Given data =

____________

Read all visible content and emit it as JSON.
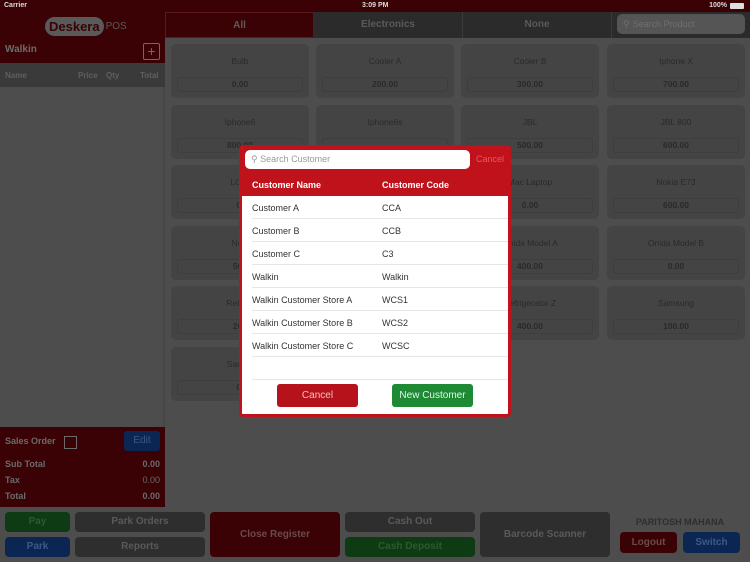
{
  "status_bar": {
    "carrier": "Carrier",
    "time": "3:09 PM",
    "battery": "100%"
  },
  "sidebar": {
    "logo": {
      "brand": "Deskera",
      "suffix": "POS"
    },
    "customer": "Walkin",
    "add_icon": "+",
    "cart_columns": [
      "Name",
      "Price",
      "Qty",
      "Total"
    ],
    "sales_order_label": "Sales Order",
    "sales_order_checked": false,
    "edit_label": "Edit",
    "totals": [
      {
        "label": "Sub Total",
        "value": "0.00"
      },
      {
        "label": "Tax",
        "value": "0.00"
      },
      {
        "label": "Total",
        "value": "0.00"
      }
    ]
  },
  "category_tabs": [
    {
      "label": "All",
      "active": true
    },
    {
      "label": "Electronics",
      "active": false
    },
    {
      "label": "None",
      "active": false
    }
  ],
  "product_search": {
    "placeholder": "Search Product"
  },
  "products": [
    {
      "name": "Bulb",
      "price": "0.00"
    },
    {
      "name": "Cooler  A",
      "price": "200.00"
    },
    {
      "name": "Cooler  B",
      "price": "300.00"
    },
    {
      "name": "Iphone X",
      "price": "700.00"
    },
    {
      "name": "Iphone6",
      "price": "800.00"
    },
    {
      "name": "Iphone6s",
      "price": ""
    },
    {
      "name": "JBL",
      "price": "500.00"
    },
    {
      "name": "JBL 800",
      "price": "600.00"
    },
    {
      "name": "LG B",
      "price": "0."
    },
    {
      "name": "",
      "price": ""
    },
    {
      "name": "Mac Laptop",
      "price": "0.00"
    },
    {
      "name": "Nokia E73",
      "price": "600.00"
    },
    {
      "name": "Noki",
      "price": "500"
    },
    {
      "name": "",
      "price": ""
    },
    {
      "name": "Onida Model A",
      "price": "400.00"
    },
    {
      "name": "Onida Model B",
      "price": "0.00"
    },
    {
      "name": "Refrige",
      "price": "200"
    },
    {
      "name": "",
      "price": ""
    },
    {
      "name": "Refrigerator Z",
      "price": "400.00"
    },
    {
      "name": "Samsung",
      "price": "100.00"
    },
    {
      "name": "Samsu",
      "price": "0."
    }
  ],
  "actions": {
    "pay": "Pay",
    "park": "Park",
    "park_orders": "Park Orders",
    "reports": "Reports",
    "close_register": "Close Register",
    "cash_out": "Cash Out",
    "cash_deposit": "Cash Deposit",
    "barcode_scanner": "Barcode Scanner",
    "user_name": "PARITOSH MAHANA",
    "logout": "Logout",
    "switch": "Switch"
  },
  "customer_modal": {
    "search_placeholder": "Search Customer",
    "top_cancel": "Cancel",
    "columns": {
      "name": "Customer Name",
      "code": "Customer Code"
    },
    "customers": [
      {
        "name": "Customer A",
        "code": "CCA"
      },
      {
        "name": "Customer B",
        "code": "CCB"
      },
      {
        "name": "Customer C",
        "code": "C3"
      },
      {
        "name": "Walkin",
        "code": "Walkin"
      },
      {
        "name": "Walkin Customer Store A",
        "code": "WCS1"
      },
      {
        "name": "Walkin Customer Store B",
        "code": "WCS2"
      },
      {
        "name": "Walkin Customer Store C",
        "code": "WCSC"
      }
    ],
    "cancel_label": "Cancel",
    "new_customer_label": "New Customer"
  },
  "colors": {
    "brand_red": "#c0121b",
    "action_green": "#1e8a34",
    "action_blue": "#0b2652"
  }
}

____________

Show every line from the entries above in which "Walkin" appears.

Solution to the exercise =
    "customer": "Walkin",
        "name": "Walkin",
        "code": "Walkin"
        "name": "Walkin Customer Store A",
        "name": "Walkin Customer Store B",
        "name": "Walkin Customer Store C",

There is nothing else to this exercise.